*TASK DESCRIPTION*:
Check each line of the data below for the word "corporate", then extract the ones that have it.

┌──

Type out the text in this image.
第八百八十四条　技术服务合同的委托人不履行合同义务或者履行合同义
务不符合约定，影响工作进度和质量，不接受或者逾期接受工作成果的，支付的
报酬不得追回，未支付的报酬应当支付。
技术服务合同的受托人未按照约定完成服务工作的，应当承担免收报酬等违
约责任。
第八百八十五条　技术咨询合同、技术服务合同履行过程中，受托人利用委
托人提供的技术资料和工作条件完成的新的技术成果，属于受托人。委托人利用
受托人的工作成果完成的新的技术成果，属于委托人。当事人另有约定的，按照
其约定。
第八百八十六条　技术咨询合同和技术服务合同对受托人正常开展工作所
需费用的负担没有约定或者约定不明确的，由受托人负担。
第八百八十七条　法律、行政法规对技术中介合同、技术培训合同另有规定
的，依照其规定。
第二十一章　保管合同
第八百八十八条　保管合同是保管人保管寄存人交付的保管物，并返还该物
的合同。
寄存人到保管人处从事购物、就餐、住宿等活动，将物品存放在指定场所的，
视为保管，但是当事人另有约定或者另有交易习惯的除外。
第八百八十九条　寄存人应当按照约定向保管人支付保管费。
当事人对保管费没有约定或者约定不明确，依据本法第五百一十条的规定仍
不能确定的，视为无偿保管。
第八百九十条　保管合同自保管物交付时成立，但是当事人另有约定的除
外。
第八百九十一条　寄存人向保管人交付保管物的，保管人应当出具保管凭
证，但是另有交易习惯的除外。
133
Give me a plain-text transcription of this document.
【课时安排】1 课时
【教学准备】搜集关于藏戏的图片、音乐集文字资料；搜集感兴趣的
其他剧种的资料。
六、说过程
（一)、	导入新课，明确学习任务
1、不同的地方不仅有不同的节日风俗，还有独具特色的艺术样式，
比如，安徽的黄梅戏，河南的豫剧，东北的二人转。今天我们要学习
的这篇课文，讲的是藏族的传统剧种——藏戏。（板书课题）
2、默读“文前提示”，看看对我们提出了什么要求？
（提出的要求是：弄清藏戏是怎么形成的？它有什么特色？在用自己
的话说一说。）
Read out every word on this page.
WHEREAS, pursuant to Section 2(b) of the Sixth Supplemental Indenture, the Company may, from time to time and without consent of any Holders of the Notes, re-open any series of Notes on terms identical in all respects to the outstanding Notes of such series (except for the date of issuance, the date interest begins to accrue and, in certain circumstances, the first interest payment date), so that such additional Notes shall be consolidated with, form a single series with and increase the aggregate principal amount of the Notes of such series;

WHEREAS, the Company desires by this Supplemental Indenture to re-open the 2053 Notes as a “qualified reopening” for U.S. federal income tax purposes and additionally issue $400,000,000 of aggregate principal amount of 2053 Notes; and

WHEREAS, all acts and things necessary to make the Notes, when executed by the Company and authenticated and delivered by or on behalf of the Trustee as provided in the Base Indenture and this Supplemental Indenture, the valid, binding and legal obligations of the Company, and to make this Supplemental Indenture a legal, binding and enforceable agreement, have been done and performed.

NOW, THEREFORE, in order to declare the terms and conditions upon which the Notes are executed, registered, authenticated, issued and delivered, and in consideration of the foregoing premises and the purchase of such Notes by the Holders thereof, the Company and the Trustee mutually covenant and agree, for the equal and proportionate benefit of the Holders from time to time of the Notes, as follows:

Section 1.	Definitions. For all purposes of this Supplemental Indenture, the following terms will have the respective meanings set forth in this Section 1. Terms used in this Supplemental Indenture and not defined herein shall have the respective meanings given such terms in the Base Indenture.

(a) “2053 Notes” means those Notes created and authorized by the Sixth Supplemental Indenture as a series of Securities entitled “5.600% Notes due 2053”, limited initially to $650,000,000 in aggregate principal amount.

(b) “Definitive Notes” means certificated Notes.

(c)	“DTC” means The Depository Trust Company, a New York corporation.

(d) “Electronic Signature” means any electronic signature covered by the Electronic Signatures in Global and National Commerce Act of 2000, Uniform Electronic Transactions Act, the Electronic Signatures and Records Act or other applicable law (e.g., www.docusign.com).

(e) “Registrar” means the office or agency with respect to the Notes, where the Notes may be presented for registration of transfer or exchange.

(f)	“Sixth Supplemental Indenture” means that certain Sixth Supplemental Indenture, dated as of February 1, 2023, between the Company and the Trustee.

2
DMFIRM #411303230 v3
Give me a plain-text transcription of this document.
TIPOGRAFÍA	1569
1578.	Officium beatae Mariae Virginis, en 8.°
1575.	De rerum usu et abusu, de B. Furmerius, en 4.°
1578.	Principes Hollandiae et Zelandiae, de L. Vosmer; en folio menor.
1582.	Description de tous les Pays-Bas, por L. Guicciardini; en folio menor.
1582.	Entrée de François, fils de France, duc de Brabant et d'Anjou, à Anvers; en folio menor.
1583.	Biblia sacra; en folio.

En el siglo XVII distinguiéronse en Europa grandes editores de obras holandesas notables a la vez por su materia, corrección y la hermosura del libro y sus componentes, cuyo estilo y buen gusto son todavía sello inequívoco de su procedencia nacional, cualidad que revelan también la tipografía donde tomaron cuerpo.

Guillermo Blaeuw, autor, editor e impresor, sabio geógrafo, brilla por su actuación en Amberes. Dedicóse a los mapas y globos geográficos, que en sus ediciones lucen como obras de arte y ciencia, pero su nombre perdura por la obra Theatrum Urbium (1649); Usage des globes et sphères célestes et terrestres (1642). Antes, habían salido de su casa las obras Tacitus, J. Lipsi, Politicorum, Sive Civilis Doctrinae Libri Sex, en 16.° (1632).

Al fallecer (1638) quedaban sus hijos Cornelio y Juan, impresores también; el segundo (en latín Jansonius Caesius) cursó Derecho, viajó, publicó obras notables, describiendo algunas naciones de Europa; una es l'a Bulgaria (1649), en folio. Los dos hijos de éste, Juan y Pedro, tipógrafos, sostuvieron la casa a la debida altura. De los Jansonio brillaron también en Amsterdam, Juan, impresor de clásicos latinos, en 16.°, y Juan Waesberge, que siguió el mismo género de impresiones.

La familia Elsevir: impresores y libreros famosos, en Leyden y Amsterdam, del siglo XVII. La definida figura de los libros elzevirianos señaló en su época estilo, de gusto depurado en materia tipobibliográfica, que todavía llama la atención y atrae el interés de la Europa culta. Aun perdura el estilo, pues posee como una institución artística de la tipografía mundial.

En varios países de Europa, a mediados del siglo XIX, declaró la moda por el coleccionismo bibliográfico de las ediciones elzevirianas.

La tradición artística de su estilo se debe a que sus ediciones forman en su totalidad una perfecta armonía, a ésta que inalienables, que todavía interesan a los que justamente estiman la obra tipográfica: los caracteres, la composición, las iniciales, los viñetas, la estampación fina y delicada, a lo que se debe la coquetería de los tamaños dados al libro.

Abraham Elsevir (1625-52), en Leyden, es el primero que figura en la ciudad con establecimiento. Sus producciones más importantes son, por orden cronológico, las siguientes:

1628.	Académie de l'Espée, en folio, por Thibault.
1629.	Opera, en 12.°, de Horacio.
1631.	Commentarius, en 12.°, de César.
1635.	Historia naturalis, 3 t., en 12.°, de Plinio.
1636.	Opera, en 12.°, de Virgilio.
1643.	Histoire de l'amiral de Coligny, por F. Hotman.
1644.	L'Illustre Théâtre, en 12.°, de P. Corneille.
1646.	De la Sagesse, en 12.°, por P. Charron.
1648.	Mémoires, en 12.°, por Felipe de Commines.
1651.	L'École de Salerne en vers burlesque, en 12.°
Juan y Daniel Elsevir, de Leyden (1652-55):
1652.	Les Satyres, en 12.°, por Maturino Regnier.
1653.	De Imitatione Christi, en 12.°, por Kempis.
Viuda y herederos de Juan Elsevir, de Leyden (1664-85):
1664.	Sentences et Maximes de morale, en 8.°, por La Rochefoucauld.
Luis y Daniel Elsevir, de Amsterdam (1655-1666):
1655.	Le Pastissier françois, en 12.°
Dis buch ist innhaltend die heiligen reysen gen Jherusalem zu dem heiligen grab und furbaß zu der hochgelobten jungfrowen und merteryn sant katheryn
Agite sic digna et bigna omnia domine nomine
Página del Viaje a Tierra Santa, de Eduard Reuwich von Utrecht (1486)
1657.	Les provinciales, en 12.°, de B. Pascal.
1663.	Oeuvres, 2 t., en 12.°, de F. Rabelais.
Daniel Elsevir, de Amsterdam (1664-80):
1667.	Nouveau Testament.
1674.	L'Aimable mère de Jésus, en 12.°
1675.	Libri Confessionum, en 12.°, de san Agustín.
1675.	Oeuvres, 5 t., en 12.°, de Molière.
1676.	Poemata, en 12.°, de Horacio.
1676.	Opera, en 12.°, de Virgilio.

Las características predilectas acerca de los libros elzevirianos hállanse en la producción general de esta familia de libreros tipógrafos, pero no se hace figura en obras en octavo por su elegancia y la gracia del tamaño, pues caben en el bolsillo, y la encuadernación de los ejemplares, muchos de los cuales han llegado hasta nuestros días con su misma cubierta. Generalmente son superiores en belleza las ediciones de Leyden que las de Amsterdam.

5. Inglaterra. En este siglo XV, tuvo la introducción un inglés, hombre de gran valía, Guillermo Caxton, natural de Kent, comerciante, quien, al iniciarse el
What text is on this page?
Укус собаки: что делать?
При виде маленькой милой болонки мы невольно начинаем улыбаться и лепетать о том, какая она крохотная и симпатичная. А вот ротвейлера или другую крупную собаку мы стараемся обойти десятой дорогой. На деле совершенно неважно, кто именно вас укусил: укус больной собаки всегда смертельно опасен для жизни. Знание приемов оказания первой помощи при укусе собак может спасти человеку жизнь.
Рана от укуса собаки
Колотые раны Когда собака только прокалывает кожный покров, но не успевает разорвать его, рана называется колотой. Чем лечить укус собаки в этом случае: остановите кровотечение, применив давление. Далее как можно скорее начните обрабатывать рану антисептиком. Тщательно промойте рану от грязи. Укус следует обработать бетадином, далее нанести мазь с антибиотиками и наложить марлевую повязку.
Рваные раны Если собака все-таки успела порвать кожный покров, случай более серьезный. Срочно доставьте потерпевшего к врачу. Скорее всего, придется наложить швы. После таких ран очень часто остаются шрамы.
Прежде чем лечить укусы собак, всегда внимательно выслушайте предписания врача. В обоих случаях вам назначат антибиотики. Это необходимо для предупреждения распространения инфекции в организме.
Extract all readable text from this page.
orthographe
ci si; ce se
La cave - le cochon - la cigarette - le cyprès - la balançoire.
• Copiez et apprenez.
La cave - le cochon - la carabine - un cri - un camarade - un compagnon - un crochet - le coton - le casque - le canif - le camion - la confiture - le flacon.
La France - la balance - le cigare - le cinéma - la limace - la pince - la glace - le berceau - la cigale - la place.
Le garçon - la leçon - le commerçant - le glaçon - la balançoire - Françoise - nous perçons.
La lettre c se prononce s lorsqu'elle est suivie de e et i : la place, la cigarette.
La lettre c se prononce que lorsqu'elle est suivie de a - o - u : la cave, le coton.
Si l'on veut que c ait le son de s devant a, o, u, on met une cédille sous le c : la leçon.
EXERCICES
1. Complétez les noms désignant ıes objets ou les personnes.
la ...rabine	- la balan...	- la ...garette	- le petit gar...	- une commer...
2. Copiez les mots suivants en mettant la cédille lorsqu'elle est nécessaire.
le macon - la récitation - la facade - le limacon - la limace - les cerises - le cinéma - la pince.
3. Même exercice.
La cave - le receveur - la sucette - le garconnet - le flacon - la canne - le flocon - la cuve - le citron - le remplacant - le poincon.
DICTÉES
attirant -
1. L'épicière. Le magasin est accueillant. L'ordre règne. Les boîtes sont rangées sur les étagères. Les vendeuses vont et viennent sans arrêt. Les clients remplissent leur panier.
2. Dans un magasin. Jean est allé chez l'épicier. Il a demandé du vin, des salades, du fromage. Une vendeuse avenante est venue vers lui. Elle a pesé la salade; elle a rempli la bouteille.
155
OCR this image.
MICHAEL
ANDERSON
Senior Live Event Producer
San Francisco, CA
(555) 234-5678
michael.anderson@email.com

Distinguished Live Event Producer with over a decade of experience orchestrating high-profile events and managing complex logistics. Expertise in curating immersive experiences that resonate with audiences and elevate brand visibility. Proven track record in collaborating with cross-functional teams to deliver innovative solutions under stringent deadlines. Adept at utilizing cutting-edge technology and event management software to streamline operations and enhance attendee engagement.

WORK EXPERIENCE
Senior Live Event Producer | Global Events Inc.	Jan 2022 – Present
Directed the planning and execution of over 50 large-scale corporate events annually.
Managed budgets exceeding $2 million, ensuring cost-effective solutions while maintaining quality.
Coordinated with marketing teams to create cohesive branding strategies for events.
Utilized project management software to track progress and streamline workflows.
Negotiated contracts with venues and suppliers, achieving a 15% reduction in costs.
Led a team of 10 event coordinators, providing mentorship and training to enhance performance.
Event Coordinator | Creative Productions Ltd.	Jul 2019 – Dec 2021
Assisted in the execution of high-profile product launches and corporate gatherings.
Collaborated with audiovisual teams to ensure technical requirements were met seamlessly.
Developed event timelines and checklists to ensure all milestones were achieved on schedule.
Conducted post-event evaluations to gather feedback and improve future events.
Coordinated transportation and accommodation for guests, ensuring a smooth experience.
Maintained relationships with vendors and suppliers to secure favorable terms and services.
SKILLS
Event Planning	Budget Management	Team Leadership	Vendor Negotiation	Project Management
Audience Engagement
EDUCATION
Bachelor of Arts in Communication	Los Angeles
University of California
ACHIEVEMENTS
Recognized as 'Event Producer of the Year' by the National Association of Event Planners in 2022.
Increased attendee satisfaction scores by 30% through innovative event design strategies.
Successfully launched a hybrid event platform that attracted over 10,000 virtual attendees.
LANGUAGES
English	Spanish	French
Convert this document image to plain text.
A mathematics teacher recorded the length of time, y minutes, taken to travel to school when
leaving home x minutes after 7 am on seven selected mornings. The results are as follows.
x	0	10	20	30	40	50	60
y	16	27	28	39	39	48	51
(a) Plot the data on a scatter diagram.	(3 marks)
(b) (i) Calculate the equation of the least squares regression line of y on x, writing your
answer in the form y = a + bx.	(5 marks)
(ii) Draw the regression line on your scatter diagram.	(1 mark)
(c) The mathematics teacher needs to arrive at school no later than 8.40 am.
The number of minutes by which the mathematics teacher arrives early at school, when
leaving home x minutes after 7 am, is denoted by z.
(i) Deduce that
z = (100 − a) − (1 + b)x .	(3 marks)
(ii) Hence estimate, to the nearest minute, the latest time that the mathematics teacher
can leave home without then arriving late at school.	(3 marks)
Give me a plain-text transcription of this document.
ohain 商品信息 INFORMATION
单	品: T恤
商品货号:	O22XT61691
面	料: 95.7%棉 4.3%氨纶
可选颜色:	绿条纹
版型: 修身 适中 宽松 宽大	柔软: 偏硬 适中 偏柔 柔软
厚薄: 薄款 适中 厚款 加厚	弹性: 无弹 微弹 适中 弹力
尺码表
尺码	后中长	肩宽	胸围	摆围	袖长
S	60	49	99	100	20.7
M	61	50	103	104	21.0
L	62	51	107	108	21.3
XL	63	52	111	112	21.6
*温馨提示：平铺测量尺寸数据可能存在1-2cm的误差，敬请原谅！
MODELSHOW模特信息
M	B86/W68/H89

└──

*FINISHED EXERCISE*:
Directed the planning and execution of over 50 large-scale corporate events annually.
Assisted in the execution of high-profile product launches and corporate gatherings.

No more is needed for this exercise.